Quote the entries in full, character for character, without their images.

**** Working data ****

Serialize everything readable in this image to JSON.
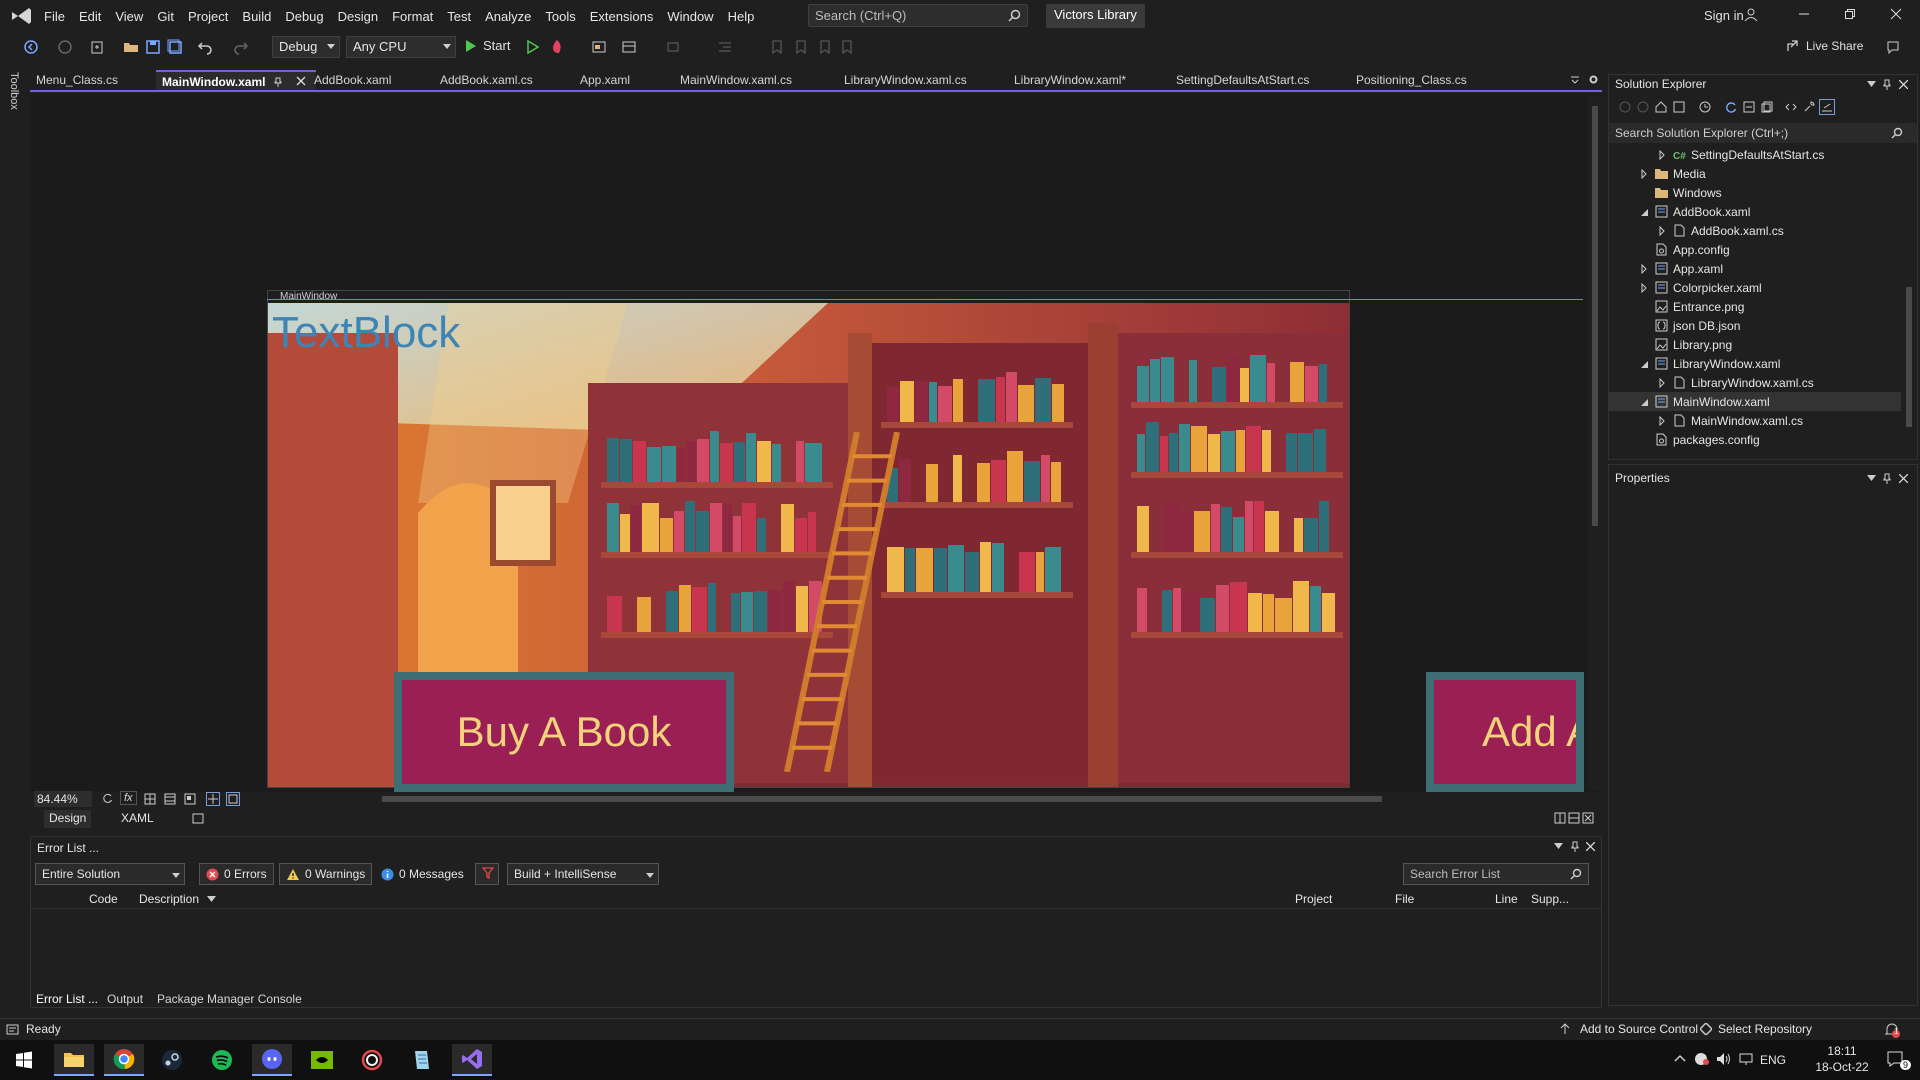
{
  "menu": {
    "items": [
      "File",
      "Edit",
      "View",
      "Git",
      "Project",
      "Build",
      "Debug",
      "Design",
      "Format",
      "Test",
      "Analyze",
      "Tools",
      "Extensions",
      "Window",
      "Help"
    ],
    "search_placeholder": "Search (Ctrl+Q)",
    "solution_name": "Victors Library",
    "sign_in": "Sign in",
    "live_share": "Live Share"
  },
  "toolbar": {
    "config": "Debug",
    "platform": "Any CPU",
    "start": "Start"
  },
  "toolbox_label": "Toolbox",
  "doc_tabs": [
    {
      "label": "Menu_Class.cs"
    },
    {
      "label": "MainWindow.xaml"
    },
    {
      "label": "AddBook.xaml"
    },
    {
      "label": "AddBook.xaml.cs"
    },
    {
      "label": "App.xaml"
    },
    {
      "label": "MainWindow.xaml.cs"
    },
    {
      "label": "LibraryWindow.xaml.cs"
    },
    {
      "label": "LibraryWindow.xaml*"
    },
    {
      "label": "SettingDefaultsAtStart.cs"
    },
    {
      "label": "Positioning_Class.cs"
    }
  ],
  "designer": {
    "window_title": "MainWindow",
    "textblock": "TextBlock",
    "buy_button": "Buy A Book",
    "add_button": "Add A",
    "zoom": "84.44%",
    "fx": "fx",
    "design_tab": "Design",
    "xaml_tab": "XAML"
  },
  "error_list": {
    "title": "Error List ...",
    "scope": "Entire Solution",
    "errors": "0 Errors",
    "warnings": "0 Warnings",
    "messages": "0 Messages",
    "build_filter": "Build + IntelliSense",
    "search_placeholder": "Search Error List",
    "columns": [
      "Code",
      "Description",
      "Project",
      "File",
      "Line",
      "Supp..."
    ]
  },
  "bottom_tabs": [
    "Error List ...",
    "Output",
    "Package Manager Console"
  ],
  "solution_explorer": {
    "title": "Solution Explorer",
    "search_placeholder": "Search Solution Explorer (Ctrl+;)",
    "items": [
      {
        "label": "SettingDefaultsAtStart.cs",
        "expander": "collapsed",
        "icon": "csharp"
      },
      {
        "label": "Media",
        "expander": "collapsed",
        "icon": "folder"
      },
      {
        "label": "Windows",
        "expander": "none",
        "icon": "folder"
      },
      {
        "label": "AddBook.xaml",
        "expander": "expanded",
        "icon": "xaml"
      },
      {
        "label": "AddBook.xaml.cs",
        "expander": "collapsed",
        "icon": "file"
      },
      {
        "label": "App.config",
        "expander": "none",
        "icon": "config"
      },
      {
        "label": "App.xaml",
        "expander": "collapsed",
        "icon": "xaml"
      },
      {
        "label": "Colorpicker.xaml",
        "expander": "collapsed",
        "icon": "xaml"
      },
      {
        "label": "Entrance.png",
        "expander": "none",
        "icon": "image"
      },
      {
        "label": "json DB.json",
        "expander": "none",
        "icon": "json"
      },
      {
        "label": "Library.png",
        "expander": "none",
        "icon": "image"
      },
      {
        "label": "LibraryWindow.xaml",
        "expander": "expanded",
        "icon": "xaml"
      },
      {
        "label": "LibraryWindow.xaml.cs",
        "expander": "collapsed",
        "icon": "file"
      },
      {
        "label": "MainWindow.xaml",
        "expander": "expanded",
        "icon": "xaml",
        "selected": true
      },
      {
        "label": "MainWindow.xaml.cs",
        "expander": "collapsed",
        "icon": "file"
      },
      {
        "label": "packages.config",
        "expander": "none",
        "icon": "config"
      }
    ]
  },
  "properties": {
    "title": "Properties"
  },
  "statusbar": {
    "ready": "Ready",
    "source_control": "Add to Source Control",
    "repository": "Select Repository",
    "notifications": "1"
  },
  "taskbar": {
    "apps": [
      "windows-start-icon",
      "file-explorer-icon",
      "chrome-icon",
      "steam-icon",
      "spotify-icon",
      "discord-icon",
      "nvidia-icon",
      "app-spiral-icon",
      "notepad-icon",
      "visual-studio-icon"
    ],
    "language": "ENG",
    "time": "18:11",
    "date": "18-Oct-22",
    "badge": "9"
  },
  "colors": {
    "accent": "#7a5ee0",
    "button_fill": "#9a1f55",
    "button_text": "#f2d27a",
    "textblock": "#3e84b4"
  }
}
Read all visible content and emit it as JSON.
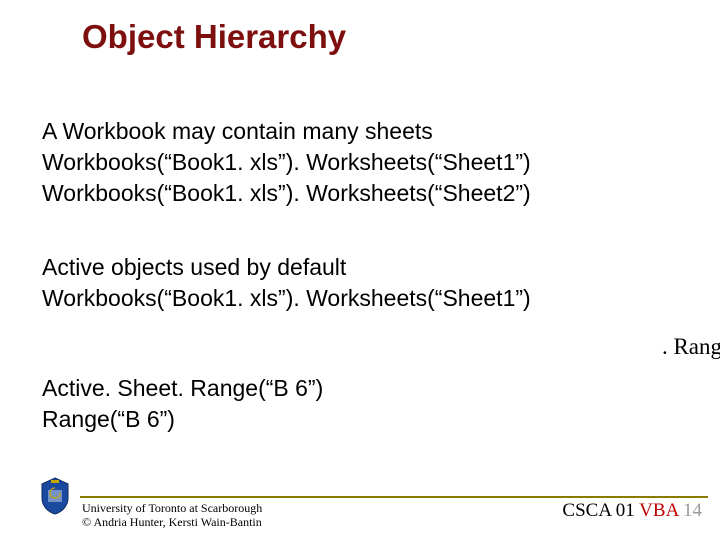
{
  "title": "Object Hierarchy",
  "section1": {
    "line1": "A Workbook may contain many sheets",
    "line2": "Workbooks(“Book1. xls”). Worksheets(“Sheet1”)",
    "line3": "Workbooks(“Book1. xls”). Worksheets(“Sheet2”)"
  },
  "section2": {
    "line1": "Active objects used by default",
    "line2": "Workbooks(“Book1. xls”). Worksheets(“Sheet1”)"
  },
  "overflow_right": ". Rang",
  "section3": {
    "line1": "Active. Sheet. Range(“B 6”)",
    "line2": "Range(“B 6”)"
  },
  "footer": {
    "uni_line1": "University of Toronto at Scarborough",
    "uni_line2": "© Andria Hunter, Kersti Wain-Bantin",
    "course_code": "CSCA 01",
    "course_topic": "VBA",
    "slide_num": "14"
  }
}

****

Exercise solution:
Serialize everything readable in this image to JSON.
{
  "menu": {
    "items": [
      "File",
      "Edit",
      "View",
      "Git",
      "Project",
      "Build",
      "Debug",
      "Design",
      "Format",
      "Test",
      "Analyze",
      "Tools",
      "Extensions",
      "Window",
      "Help"
    ],
    "search_placeholder": "Search (Ctrl+Q)",
    "solution_name": "Victors Library",
    "sign_in": "Sign in",
    "live_share": "Live Share"
  },
  "toolbar": {
    "config": "Debug",
    "platform": "Any CPU",
    "start": "Start"
  },
  "toolbox_label": "Toolbox",
  "doc_tabs": [
    {
      "label": "Menu_Class.cs"
    },
    {
      "label": "MainWindow.xaml"
    },
    {
      "label": "AddBook.xaml"
    },
    {
      "label": "AddBook.xaml.cs"
    },
    {
      "label": "App.xaml"
    },
    {
      "label": "MainWindow.xaml.cs"
    },
    {
      "label": "LibraryWindow.xaml.cs"
    },
    {
      "label": "LibraryWindow.xaml*"
    },
    {
      "label": "SettingDefaultsAtStart.cs"
    },
    {
      "label": "Positioning_Class.cs"
    }
  ],
  "designer": {
    "window_title": "MainWindow",
    "textblock": "TextBlock",
    "buy_button": "Buy A Book",
    "add_button": "Add A",
    "zoom": "84.44%",
    "fx": "fx",
    "design_tab": "Design",
    "xaml_tab": "XAML"
  },
  "error_list": {
    "title": "Error List ...",
    "scope": "Entire Solution",
    "errors": "0 Errors",
    "warnings": "0 Warnings",
    "messages": "0 Messages",
    "build_filter": "Build + IntelliSense",
    "search_placeholder": "Search Error List",
    "columns": [
      "Code",
      "Description",
      "Project",
      "File",
      "Line",
      "Supp..."
    ]
  },
  "bottom_tabs": [
    "Error List ...",
    "Output",
    "Package Manager Console"
  ],
  "solution_explorer": {
    "title": "Solution Explorer",
    "search_placeholder": "Search Solution Explorer (Ctrl+;)",
    "items": [
      {
        "label": "SettingDefaultsAtStart.cs",
        "expander": "collapsed",
        "icon": "csharp"
      },
      {
        "label": "Media",
        "expander": "collapsed",
        "icon": "folder"
      },
      {
        "label": "Windows",
        "expander": "none",
        "icon": "folder"
      },
      {
        "label": "AddBook.xaml",
        "expander": "expanded",
        "icon": "xaml"
      },
      {
        "label": "AddBook.xaml.cs",
        "expander": "collapsed",
        "icon": "file"
      },
      {
        "label": "App.config",
        "expander": "none",
        "icon": "config"
      },
      {
        "label": "App.xaml",
        "expander": "collapsed",
        "icon": "xaml"
      },
      {
        "label": "Colorpicker.xaml",
        "expander": "collapsed",
        "icon": "xaml"
      },
      {
        "label": "Entrance.png",
        "expander": "none",
        "icon": "image"
      },
      {
        "label": "json DB.json",
        "expander": "none",
        "icon": "json"
      },
      {
        "label": "Library.png",
        "expander": "none",
        "icon": "image"
      },
      {
        "label": "LibraryWindow.xaml",
        "expander": "expanded",
        "icon": "xaml"
      },
      {
        "label": "LibraryWindow.xaml.cs",
        "expander": "collapsed",
        "icon": "file"
      },
      {
        "label": "MainWindow.xaml",
        "expander": "expanded",
        "icon": "xaml",
        "selected": true
      },
      {
        "label": "MainWindow.xaml.cs",
        "expander": "collapsed",
        "icon": "file"
      },
      {
        "label": "packages.config",
        "expander": "none",
        "icon": "config"
      }
    ]
  },
  "properties": {
    "title": "Properties"
  },
  "statusbar": {
    "ready": "Ready",
    "source_control": "Add to Source Control",
    "repository": "Select Repository",
    "notifications": "1"
  },
  "taskbar": {
    "apps": [
      "windows-start-icon",
      "file-explorer-icon",
      "chrome-icon",
      "steam-icon",
      "spotify-icon",
      "discord-icon",
      "nvidia-icon",
      "app-spiral-icon",
      "notepad-icon",
      "visual-studio-icon"
    ],
    "language": "ENG",
    "time": "18:11",
    "date": "18-Oct-22",
    "badge": "9"
  },
  "colors": {
    "accent": "#7a5ee0",
    "button_fill": "#9a1f55",
    "button_text": "#f2d27a",
    "textblock": "#3e84b4"
  }
}
Read all visible content and emit it as JSON.
{
  "title": "Object Hierarchy",
  "section1": {
    "line1": "A Workbook may contain many sheets",
    "line2": "Workbooks(“Book1. xls”). Worksheets(“Sheet1”)",
    "line3": "Workbooks(“Book1. xls”). Worksheets(“Sheet2”)"
  },
  "section2": {
    "line1": "Active objects used by default",
    "line2": "Workbooks(“Book1. xls”). Worksheets(“Sheet1”)"
  },
  "overflow_right": ". Rang",
  "section3": {
    "line1": "Active. Sheet. Range(“B 6”)",
    "line2": "Range(“B 6”)"
  },
  "footer": {
    "uni_line1": "University of Toronto at Scarborough",
    "uni_line2": "© Andria Hunter, Kersti Wain-Bantin",
    "course_code": "CSCA 01",
    "course_topic": "VBA",
    "slide_num": "14"
  }
}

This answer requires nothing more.